WHAT THE TASK ASKS
Would you give the listing again exactly as written, minus its pictures?

DATASET RECORDS

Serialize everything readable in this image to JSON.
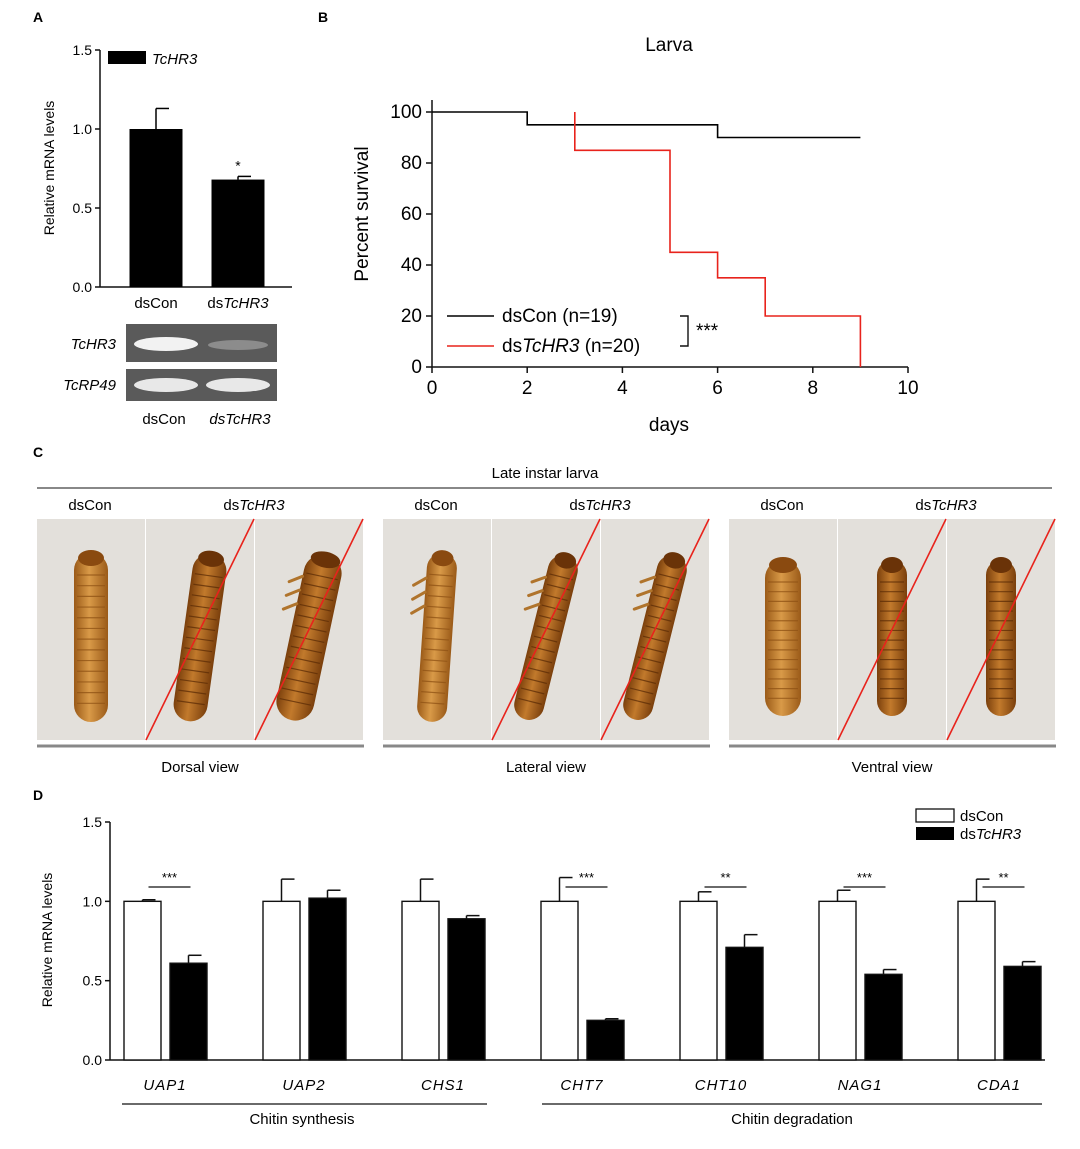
{
  "panels": {
    "a": "A",
    "b": "B",
    "c": "C",
    "d": "D"
  },
  "chart_data": [
    {
      "id": "A",
      "type": "bar",
      "ylabel": "Relative mRNA levels",
      "ylim": [
        0,
        1.5
      ],
      "yticks": [
        "0.0",
        "0.5",
        "1.0",
        "1.5"
      ],
      "categories": [
        "dsCon",
        "dsTcHR3"
      ],
      "category_labels": [
        {
          "prefix": "dsCon",
          "italic": ""
        },
        {
          "prefix": "ds",
          "italic": "TcHR3"
        }
      ],
      "values": [
        1.0,
        0.68
      ],
      "errors": [
        0.13,
        0.02
      ],
      "legend": "TcHR3",
      "significance": [
        "",
        "*"
      ]
    },
    {
      "id": "B",
      "type": "line",
      "title": "Larva",
      "xlabel": "days",
      "ylabel": "Percent survival",
      "xlim": [
        0,
        10
      ],
      "ylim": [
        0,
        100
      ],
      "xticks": [
        "0",
        "2",
        "4",
        "6",
        "8",
        "10"
      ],
      "yticks": [
        "0",
        "20",
        "40",
        "60",
        "80",
        "100"
      ],
      "series": [
        {
          "name": "dsCon (n=19)",
          "legend_prefix": "dsCon (n=19)",
          "legend_italic": "",
          "legend_suffix": "",
          "color": "#000000",
          "points": [
            [
              0,
              100
            ],
            [
              2,
              100
            ],
            [
              2,
              95
            ],
            [
              6,
              95
            ],
            [
              6,
              90
            ],
            [
              9,
              90
            ]
          ]
        },
        {
          "name": "dsTcHR3 (n=20)",
          "legend_prefix": "ds",
          "legend_italic": "TcHR3",
          "legend_suffix": " (n=20)",
          "color": "#e8231c",
          "points": [
            [
              3,
              100
            ],
            [
              3,
              85
            ],
            [
              5,
              85
            ],
            [
              5,
              45
            ],
            [
              6,
              45
            ],
            [
              6,
              35
            ],
            [
              7,
              35
            ],
            [
              7,
              20
            ],
            [
              9,
              20
            ],
            [
              9,
              0
            ]
          ]
        }
      ],
      "significance": "***"
    },
    {
      "id": "D",
      "type": "bar",
      "ylabel": "Relative mRNA levels",
      "ylim": [
        0,
        1.5
      ],
      "yticks": [
        "0.0",
        "0.5",
        "1.0",
        "1.5"
      ],
      "categories": [
        "UAP1",
        "UAP2",
        "CHS1",
        "CHT7",
        "CHT10",
        "NAG1",
        "CDA1"
      ],
      "series": [
        {
          "name": "dsCon",
          "legend_prefix": "dsCon",
          "legend_italic": "",
          "fill": "#ffffff",
          "values": [
            1.0,
            1.0,
            1.0,
            1.0,
            1.0,
            1.0,
            1.0
          ],
          "errors": [
            0.01,
            0.14,
            0.14,
            0.15,
            0.06,
            0.07,
            0.14
          ]
        },
        {
          "name": "dsTcHR3",
          "legend_prefix": "ds",
          "legend_italic": "TcHR3",
          "fill": "#000000",
          "values": [
            0.61,
            1.02,
            0.89,
            0.25,
            0.71,
            0.54,
            0.59
          ],
          "errors": [
            0.05,
            0.05,
            0.02,
            0.01,
            0.08,
            0.03,
            0.03
          ]
        }
      ],
      "significance": [
        "***",
        "",
        "",
        "***",
        "**",
        "***",
        "**"
      ],
      "groups": [
        "Chitin synthesis",
        "Chitin degradation"
      ]
    }
  ],
  "gel": {
    "rows": [
      "TcHR3",
      "TcRP49"
    ],
    "lanes": [
      {
        "prefix": "dsCon",
        "italic": ""
      },
      {
        "prefix": "ds",
        "italic": "TcHR3"
      }
    ]
  },
  "panel_c": {
    "title": "Late instar larva",
    "views": [
      "Dorsal view",
      "Lateral view",
      "Ventral view"
    ],
    "con_label": "dsCon",
    "treat_prefix": "ds",
    "treat_italic": "TcHR3"
  }
}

RESULT FOR THIS EXERCISE
Serialize everything readable in this image to JSON.
{
  "panels": {
    "a": "A",
    "b": "B",
    "c": "C",
    "d": "D"
  },
  "chart_data": [
    {
      "id": "A",
      "type": "bar",
      "ylabel": "Relative mRNA levels",
      "ylim": [
        0,
        1.5
      ],
      "yticks": [
        "0.0",
        "0.5",
        "1.0",
        "1.5"
      ],
      "categories": [
        "dsCon",
        "dsTcHR3"
      ],
      "category_labels": [
        {
          "prefix": "dsCon",
          "italic": ""
        },
        {
          "prefix": "ds",
          "italic": "TcHR3"
        }
      ],
      "values": [
        1.0,
        0.68
      ],
      "errors": [
        0.13,
        0.02
      ],
      "legend": "TcHR3",
      "significance": [
        "",
        "*"
      ]
    },
    {
      "id": "B",
      "type": "line",
      "title": "Larva",
      "xlabel": "days",
      "ylabel": "Percent survival",
      "xlim": [
        0,
        10
      ],
      "ylim": [
        0,
        100
      ],
      "xticks": [
        "0",
        "2",
        "4",
        "6",
        "8",
        "10"
      ],
      "yticks": [
        "0",
        "20",
        "40",
        "60",
        "80",
        "100"
      ],
      "series": [
        {
          "name": "dsCon (n=19)",
          "legend_prefix": "dsCon (n=19)",
          "legend_italic": "",
          "legend_suffix": "",
          "color": "#000000",
          "points": [
            [
              0,
              100
            ],
            [
              2,
              100
            ],
            [
              2,
              95
            ],
            [
              6,
              95
            ],
            [
              6,
              90
            ],
            [
              9,
              90
            ]
          ]
        },
        {
          "name": "dsTcHR3 (n=20)",
          "legend_prefix": "ds",
          "legend_italic": "TcHR3",
          "legend_suffix": " (n=20)",
          "color": "#e8231c",
          "points": [
            [
              3,
              100
            ],
            [
              3,
              85
            ],
            [
              5,
              85
            ],
            [
              5,
              45
            ],
            [
              6,
              45
            ],
            [
              6,
              35
            ],
            [
              7,
              35
            ],
            [
              7,
              20
            ],
            [
              9,
              20
            ],
            [
              9,
              0
            ]
          ]
        }
      ],
      "significance": "***"
    },
    {
      "id": "D",
      "type": "bar",
      "ylabel": "Relative mRNA levels",
      "ylim": [
        0,
        1.5
      ],
      "yticks": [
        "0.0",
        "0.5",
        "1.0",
        "1.5"
      ],
      "categories": [
        "UAP1",
        "UAP2",
        "CHS1",
        "CHT7",
        "CHT10",
        "NAG1",
        "CDA1"
      ],
      "series": [
        {
          "name": "dsCon",
          "legend_prefix": "dsCon",
          "legend_italic": "",
          "fill": "#ffffff",
          "values": [
            1.0,
            1.0,
            1.0,
            1.0,
            1.0,
            1.0,
            1.0
          ],
          "errors": [
            0.01,
            0.14,
            0.14,
            0.15,
            0.06,
            0.07,
            0.14
          ]
        },
        {
          "name": "dsTcHR3",
          "legend_prefix": "ds",
          "legend_italic": "TcHR3",
          "fill": "#000000",
          "values": [
            0.61,
            1.02,
            0.89,
            0.25,
            0.71,
            0.54,
            0.59
          ],
          "errors": [
            0.05,
            0.05,
            0.02,
            0.01,
            0.08,
            0.03,
            0.03
          ]
        }
      ],
      "significance": [
        "***",
        "",
        "",
        "***",
        "**",
        "***",
        "**"
      ],
      "groups": [
        "Chitin synthesis",
        "Chitin degradation"
      ]
    }
  ],
  "gel": {
    "rows": [
      "TcHR3",
      "TcRP49"
    ],
    "lanes": [
      {
        "prefix": "dsCon",
        "italic": ""
      },
      {
        "prefix": "ds",
        "italic": "TcHR3"
      }
    ]
  },
  "panel_c": {
    "title": "Late instar larva",
    "views": [
      "Dorsal view",
      "Lateral view",
      "Ventral view"
    ],
    "con_label": "dsCon",
    "treat_prefix": "ds",
    "treat_italic": "TcHR3"
  }
}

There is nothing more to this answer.